Output the material below in its entirety, exactly as given.

── DATA TO USE ──

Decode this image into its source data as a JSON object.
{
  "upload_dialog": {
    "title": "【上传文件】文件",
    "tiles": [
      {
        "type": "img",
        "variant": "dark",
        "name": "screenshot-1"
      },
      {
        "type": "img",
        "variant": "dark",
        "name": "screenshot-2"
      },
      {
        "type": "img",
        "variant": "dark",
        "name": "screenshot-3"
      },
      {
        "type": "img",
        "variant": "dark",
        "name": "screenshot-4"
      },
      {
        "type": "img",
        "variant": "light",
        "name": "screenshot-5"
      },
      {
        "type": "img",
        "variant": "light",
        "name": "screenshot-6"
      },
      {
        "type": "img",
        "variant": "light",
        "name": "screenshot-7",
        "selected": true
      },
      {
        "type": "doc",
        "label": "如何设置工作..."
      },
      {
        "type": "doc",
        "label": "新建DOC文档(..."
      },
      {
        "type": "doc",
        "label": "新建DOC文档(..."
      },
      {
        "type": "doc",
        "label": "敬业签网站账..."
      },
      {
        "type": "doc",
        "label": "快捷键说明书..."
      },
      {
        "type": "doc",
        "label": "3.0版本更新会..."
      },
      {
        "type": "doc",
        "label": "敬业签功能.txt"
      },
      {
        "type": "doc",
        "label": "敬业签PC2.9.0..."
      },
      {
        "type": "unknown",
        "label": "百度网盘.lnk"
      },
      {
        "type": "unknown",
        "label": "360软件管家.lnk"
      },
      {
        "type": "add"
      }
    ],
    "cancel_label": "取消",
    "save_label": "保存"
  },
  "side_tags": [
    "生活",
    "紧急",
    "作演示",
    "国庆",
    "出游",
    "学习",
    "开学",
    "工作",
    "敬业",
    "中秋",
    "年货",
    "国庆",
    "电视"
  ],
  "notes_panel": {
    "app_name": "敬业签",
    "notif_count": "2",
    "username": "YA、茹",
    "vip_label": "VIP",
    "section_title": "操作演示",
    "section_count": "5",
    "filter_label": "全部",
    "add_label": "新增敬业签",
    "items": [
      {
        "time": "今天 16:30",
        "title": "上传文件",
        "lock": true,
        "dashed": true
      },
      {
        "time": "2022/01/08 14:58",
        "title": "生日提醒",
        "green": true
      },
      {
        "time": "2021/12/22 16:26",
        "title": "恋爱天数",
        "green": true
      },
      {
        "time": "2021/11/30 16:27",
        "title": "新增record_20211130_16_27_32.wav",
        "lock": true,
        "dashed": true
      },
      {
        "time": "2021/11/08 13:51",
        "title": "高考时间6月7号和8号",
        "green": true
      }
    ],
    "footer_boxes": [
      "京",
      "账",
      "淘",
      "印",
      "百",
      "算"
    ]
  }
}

───

• WORKED ANSWER:
Decode this image into its source data as a JSON object.
{
  "upload_dialog": {
    "title": "【上传文件】文件",
    "tiles": [
      {
        "type": "img",
        "variant": "dark",
        "name": "screenshot-1"
      },
      {
        "type": "img",
        "variant": "dark",
        "name": "screenshot-2"
      },
      {
        "type": "img",
        "variant": "dark",
        "name": "screenshot-3"
      },
      {
        "type": "img",
        "variant": "dark",
        "name": "screenshot-4"
      },
      {
        "type": "img",
        "variant": "light",
        "name": "screenshot-5"
      },
      {
        "type": "img",
        "variant": "light",
        "name": "screenshot-6"
      },
      {
        "type": "img",
        "variant": "light",
        "name": "screenshot-7",
        "selected": true
      },
      {
        "type": "doc",
        "label": "如何设置工作..."
      },
      {
        "type": "doc",
        "label": "新建DOC文档(..."
      },
      {
        "type": "doc",
        "label": "新建DOC文档(..."
      },
      {
        "type": "doc",
        "label": "敬业签网站账..."
      },
      {
        "type": "doc",
        "label": "快捷键说明书..."
      },
      {
        "type": "doc",
        "label": "3.0版本更新会..."
      },
      {
        "type": "doc",
        "label": "敬业签功能.txt"
      },
      {
        "type": "doc",
        "label": "敬业签PC2.9.0..."
      },
      {
        "type": "unknown",
        "label": "百度网盘.lnk"
      },
      {
        "type": "unknown",
        "label": "360软件管家.lnk"
      },
      {
        "type": "add"
      }
    ],
    "cancel_label": "取消",
    "save_label": "保存"
  },
  "side_tags": [
    "生活",
    "紧急",
    "作演示",
    "国庆",
    "出游",
    "学习",
    "开学",
    "工作",
    "敬业",
    "中秋",
    "年货",
    "国庆",
    "电视"
  ],
  "notes_panel": {
    "app_name": "敬业签",
    "notif_count": "2",
    "username": "YA、茹",
    "vip_label": "VIP",
    "section_title": "操作演示",
    "section_count": "5",
    "filter_label": "全部",
    "add_label": "新增敬业签",
    "items": [
      {
        "time": "今天 16:30",
        "title": "上传文件",
        "lock": true,
        "dashed": true
      },
      {
        "time": "2022/01/08 14:58",
        "title": "生日提醒",
        "green": true
      },
      {
        "time": "2021/12/22 16:26",
        "title": "恋爱天数",
        "green": true
      },
      {
        "time": "2021/11/30 16:27",
        "title": "新增record_20211130_16_27_32.wav",
        "lock": true,
        "dashed": true
      },
      {
        "time": "2021/11/08 13:51",
        "title": "高考时间6月7号和8号",
        "green": true
      }
    ],
    "footer_boxes": [
      "京",
      "账",
      "淘",
      "印",
      "百",
      "算"
    ]
  }
}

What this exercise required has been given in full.